[Start of EXERCISE INPUTS]
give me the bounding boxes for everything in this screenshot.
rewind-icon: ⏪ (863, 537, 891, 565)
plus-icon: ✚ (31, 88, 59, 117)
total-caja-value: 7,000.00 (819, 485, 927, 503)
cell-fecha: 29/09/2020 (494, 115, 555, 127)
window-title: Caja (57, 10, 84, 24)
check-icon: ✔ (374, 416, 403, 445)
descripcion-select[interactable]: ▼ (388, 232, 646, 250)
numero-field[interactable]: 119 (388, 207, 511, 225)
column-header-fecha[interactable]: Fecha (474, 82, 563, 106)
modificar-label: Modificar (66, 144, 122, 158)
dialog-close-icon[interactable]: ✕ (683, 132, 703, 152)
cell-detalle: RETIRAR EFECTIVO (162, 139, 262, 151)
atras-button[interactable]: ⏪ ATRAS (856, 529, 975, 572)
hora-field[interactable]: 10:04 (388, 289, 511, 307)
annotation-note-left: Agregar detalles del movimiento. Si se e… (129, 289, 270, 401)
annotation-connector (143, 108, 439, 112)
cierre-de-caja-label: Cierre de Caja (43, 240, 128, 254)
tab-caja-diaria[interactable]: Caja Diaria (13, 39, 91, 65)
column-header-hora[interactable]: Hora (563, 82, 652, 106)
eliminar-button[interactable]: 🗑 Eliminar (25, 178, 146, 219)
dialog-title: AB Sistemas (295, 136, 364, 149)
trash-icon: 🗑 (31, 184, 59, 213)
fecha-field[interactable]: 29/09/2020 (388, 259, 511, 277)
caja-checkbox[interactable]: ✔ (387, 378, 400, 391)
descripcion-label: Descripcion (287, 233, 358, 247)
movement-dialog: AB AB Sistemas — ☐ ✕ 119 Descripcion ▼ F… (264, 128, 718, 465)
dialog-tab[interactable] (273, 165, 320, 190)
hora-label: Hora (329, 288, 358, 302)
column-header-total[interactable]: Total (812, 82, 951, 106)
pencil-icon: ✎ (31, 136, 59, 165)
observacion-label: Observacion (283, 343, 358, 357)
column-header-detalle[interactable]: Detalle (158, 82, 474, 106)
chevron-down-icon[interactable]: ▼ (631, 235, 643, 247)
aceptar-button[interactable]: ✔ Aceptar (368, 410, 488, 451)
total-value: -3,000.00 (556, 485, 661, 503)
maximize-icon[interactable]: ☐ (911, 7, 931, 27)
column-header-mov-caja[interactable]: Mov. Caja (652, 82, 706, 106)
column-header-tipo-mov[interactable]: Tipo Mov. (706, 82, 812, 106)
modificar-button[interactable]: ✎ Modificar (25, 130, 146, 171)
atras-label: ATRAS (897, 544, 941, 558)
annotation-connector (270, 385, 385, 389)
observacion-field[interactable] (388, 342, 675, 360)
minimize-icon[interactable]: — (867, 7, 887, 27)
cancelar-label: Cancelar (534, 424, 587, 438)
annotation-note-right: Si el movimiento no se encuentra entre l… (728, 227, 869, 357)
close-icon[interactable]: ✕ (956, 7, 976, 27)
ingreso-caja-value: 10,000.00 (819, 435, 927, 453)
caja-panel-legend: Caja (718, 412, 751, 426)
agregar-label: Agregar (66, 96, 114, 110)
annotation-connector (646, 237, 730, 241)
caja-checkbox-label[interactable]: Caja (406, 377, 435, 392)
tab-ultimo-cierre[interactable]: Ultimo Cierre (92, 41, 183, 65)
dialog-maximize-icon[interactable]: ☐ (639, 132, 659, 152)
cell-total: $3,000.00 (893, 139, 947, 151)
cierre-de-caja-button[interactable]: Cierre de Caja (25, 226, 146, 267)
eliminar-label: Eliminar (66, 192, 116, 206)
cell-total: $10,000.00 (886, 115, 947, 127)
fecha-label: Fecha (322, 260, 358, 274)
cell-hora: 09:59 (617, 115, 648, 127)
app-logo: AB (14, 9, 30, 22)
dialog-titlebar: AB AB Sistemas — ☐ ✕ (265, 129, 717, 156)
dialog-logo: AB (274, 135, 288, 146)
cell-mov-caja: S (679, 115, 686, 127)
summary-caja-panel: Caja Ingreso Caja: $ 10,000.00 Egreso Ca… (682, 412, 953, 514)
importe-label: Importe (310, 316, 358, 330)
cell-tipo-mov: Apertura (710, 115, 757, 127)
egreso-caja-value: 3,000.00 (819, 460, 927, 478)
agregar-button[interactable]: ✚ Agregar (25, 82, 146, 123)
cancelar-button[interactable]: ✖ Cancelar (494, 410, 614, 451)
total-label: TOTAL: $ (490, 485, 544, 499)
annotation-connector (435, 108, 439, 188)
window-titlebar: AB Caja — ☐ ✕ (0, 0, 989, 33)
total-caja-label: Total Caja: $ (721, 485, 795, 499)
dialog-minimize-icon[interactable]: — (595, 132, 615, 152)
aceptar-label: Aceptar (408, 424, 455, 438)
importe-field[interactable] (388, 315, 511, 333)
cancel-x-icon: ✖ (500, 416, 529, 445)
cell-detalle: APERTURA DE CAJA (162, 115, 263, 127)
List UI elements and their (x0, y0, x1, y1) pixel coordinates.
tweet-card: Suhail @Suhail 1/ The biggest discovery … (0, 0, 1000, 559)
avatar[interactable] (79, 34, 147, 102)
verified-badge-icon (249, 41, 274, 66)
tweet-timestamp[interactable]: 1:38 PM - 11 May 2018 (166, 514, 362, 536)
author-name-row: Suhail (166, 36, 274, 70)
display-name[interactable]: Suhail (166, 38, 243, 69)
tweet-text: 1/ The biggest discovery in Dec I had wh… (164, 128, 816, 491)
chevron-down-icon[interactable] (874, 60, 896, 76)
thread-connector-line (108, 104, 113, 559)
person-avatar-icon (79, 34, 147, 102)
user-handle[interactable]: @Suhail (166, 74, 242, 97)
[End of EXERCISE INPUTS]
• BRIEF:
Please output, verbatim, the stretch of items from the very first line through the line that contains "annotation-connector (143, 108, 439, 112)", including both of those lines.

• EXERCISE RESPONSE:
give me the bounding boxes for everything in this screenshot.
rewind-icon: ⏪ (863, 537, 891, 565)
plus-icon: ✚ (31, 88, 59, 117)
total-caja-value: 7,000.00 (819, 485, 927, 503)
cell-fecha: 29/09/2020 (494, 115, 555, 127)
window-title: Caja (57, 10, 84, 24)
check-icon: ✔ (374, 416, 403, 445)
descripcion-select[interactable]: ▼ (388, 232, 646, 250)
numero-field[interactable]: 119 (388, 207, 511, 225)
column-header-fecha[interactable]: Fecha (474, 82, 563, 106)
modificar-label: Modificar (66, 144, 122, 158)
dialog-close-icon[interactable]: ✕ (683, 132, 703, 152)
cell-detalle: RETIRAR EFECTIVO (162, 139, 262, 151)
atras-button[interactable]: ⏪ ATRAS (856, 529, 975, 572)
hora-field[interactable]: 10:04 (388, 289, 511, 307)
annotation-note-left: Agregar detalles del movimiento. Si se e… (129, 289, 270, 401)
annotation-connector (143, 108, 439, 112)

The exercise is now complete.